| Set exercise |
Say how many lines of the material below contain the word "процедуры", with no other words.

[Dataset entries]
********************

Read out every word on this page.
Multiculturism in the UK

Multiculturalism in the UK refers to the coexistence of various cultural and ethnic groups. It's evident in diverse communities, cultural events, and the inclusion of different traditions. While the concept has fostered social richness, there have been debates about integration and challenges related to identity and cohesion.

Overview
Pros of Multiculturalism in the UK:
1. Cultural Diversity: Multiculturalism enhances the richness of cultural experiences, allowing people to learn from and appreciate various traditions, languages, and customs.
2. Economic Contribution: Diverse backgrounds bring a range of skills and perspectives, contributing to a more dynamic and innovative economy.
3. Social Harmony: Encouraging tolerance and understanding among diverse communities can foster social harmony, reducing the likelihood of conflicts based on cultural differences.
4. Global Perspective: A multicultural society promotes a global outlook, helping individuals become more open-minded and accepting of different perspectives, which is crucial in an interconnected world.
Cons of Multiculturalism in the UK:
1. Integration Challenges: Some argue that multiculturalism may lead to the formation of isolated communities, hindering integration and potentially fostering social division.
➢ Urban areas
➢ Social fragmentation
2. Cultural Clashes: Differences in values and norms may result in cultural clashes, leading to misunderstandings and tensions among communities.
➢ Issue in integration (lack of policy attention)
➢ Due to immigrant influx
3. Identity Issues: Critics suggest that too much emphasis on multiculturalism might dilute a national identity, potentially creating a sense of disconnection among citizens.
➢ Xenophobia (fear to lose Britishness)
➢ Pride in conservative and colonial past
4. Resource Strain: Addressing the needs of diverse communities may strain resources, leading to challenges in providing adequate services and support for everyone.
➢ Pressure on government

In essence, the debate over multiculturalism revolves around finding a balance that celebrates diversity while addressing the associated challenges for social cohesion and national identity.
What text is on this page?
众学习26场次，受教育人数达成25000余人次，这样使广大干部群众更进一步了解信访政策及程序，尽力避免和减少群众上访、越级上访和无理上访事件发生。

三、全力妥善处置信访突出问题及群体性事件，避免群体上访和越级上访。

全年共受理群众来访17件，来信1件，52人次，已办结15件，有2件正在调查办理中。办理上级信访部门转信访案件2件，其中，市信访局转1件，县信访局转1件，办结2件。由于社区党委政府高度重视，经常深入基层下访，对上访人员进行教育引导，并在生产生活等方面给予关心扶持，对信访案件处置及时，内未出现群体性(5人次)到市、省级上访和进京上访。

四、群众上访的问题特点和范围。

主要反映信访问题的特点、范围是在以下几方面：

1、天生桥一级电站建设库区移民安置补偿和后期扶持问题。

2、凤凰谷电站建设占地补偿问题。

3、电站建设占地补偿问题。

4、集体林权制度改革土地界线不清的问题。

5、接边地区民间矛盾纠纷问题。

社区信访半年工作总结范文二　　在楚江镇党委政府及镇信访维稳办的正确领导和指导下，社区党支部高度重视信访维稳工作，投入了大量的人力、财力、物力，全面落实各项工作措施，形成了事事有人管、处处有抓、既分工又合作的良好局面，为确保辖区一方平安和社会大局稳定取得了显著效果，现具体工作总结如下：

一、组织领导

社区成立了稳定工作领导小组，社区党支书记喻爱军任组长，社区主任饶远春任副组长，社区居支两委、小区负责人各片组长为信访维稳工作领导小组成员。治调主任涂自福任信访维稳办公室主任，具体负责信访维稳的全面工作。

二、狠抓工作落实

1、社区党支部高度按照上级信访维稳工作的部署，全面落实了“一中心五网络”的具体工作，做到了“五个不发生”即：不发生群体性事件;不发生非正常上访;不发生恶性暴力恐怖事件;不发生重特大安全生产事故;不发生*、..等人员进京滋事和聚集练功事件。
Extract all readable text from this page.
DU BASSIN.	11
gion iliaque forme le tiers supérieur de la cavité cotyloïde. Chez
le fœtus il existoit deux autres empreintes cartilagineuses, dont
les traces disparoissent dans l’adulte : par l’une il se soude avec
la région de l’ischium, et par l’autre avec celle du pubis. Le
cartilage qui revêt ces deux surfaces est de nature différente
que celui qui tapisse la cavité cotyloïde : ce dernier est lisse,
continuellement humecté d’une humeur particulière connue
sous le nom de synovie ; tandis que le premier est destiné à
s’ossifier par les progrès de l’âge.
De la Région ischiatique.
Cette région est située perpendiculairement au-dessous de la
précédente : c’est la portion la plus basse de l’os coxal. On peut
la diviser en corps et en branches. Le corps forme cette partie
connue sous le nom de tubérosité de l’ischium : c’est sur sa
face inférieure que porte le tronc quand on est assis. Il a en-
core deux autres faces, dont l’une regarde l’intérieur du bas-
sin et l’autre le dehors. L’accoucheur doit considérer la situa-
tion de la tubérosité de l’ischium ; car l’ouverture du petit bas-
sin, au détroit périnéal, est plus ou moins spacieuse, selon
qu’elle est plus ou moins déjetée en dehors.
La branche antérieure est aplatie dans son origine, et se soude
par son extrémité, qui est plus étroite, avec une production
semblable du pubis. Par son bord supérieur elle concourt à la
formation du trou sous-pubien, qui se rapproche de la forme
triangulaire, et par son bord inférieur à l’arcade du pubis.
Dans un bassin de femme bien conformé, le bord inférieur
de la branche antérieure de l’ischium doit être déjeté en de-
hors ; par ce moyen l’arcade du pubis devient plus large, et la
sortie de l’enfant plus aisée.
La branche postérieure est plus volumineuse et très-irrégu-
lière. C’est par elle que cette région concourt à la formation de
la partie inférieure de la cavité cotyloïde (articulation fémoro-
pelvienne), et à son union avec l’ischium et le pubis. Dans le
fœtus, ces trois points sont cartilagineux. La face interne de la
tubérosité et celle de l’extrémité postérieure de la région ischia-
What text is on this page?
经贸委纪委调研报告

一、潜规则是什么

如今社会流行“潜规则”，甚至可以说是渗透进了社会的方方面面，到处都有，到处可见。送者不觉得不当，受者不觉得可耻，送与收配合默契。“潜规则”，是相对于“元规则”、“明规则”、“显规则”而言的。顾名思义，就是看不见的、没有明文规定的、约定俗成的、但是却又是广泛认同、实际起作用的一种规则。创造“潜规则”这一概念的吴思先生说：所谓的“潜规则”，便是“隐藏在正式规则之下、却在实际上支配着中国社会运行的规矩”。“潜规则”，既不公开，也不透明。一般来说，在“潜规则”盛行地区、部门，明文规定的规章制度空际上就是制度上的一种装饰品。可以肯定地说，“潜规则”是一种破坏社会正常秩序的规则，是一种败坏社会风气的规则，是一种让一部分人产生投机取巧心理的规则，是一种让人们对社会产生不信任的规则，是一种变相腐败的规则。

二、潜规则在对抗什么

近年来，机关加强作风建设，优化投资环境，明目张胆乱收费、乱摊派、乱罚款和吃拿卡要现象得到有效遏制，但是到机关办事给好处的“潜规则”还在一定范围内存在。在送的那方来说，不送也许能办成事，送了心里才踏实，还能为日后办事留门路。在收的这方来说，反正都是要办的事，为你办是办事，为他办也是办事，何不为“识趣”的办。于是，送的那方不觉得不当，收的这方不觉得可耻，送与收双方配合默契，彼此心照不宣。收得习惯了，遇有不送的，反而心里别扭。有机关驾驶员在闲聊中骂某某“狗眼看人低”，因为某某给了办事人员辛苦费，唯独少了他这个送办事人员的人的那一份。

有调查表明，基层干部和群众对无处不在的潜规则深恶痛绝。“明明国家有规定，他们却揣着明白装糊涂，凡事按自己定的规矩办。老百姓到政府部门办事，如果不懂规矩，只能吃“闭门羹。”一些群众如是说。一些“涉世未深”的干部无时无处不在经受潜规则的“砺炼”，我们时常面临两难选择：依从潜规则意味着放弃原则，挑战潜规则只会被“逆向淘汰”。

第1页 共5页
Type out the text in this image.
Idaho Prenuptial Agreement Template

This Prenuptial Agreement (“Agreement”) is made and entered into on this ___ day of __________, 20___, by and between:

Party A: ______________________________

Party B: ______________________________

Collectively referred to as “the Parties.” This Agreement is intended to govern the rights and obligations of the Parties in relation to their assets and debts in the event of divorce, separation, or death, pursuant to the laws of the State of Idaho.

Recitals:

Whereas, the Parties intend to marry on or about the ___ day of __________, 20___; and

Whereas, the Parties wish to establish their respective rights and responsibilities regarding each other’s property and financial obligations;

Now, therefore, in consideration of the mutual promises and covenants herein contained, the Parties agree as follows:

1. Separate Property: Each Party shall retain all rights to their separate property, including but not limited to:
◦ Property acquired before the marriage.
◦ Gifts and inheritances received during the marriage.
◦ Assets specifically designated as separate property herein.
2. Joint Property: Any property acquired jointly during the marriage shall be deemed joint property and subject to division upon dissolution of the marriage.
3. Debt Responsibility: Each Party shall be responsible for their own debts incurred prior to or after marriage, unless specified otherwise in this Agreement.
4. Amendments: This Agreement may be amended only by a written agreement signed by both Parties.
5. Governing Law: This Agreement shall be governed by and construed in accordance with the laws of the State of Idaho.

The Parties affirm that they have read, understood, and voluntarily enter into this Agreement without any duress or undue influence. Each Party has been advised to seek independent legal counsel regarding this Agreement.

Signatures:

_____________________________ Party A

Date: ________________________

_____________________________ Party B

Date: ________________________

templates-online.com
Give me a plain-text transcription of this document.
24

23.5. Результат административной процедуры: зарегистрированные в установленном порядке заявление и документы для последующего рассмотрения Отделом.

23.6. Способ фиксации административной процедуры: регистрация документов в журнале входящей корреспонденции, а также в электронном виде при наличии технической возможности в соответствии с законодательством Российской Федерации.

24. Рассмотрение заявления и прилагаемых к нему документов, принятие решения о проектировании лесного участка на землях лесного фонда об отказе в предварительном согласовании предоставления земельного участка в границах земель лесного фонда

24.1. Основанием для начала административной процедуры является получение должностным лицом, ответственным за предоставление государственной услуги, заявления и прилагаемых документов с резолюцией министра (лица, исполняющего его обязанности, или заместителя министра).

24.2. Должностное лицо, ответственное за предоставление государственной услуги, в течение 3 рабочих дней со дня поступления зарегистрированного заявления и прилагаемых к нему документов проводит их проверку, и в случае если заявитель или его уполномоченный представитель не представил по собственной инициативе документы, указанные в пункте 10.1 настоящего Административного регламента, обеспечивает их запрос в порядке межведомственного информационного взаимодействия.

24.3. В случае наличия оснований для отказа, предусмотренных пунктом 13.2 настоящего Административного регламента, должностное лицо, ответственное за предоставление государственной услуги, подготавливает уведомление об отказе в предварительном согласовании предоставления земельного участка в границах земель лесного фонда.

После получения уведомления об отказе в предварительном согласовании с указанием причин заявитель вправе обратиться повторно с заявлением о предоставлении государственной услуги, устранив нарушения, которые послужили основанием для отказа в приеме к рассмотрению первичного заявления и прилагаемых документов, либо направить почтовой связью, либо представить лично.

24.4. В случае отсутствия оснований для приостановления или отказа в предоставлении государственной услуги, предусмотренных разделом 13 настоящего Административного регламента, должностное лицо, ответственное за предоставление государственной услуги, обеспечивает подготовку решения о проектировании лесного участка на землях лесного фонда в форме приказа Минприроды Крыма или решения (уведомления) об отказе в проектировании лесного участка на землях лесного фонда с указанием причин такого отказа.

********************

| Answer to this exercise |
3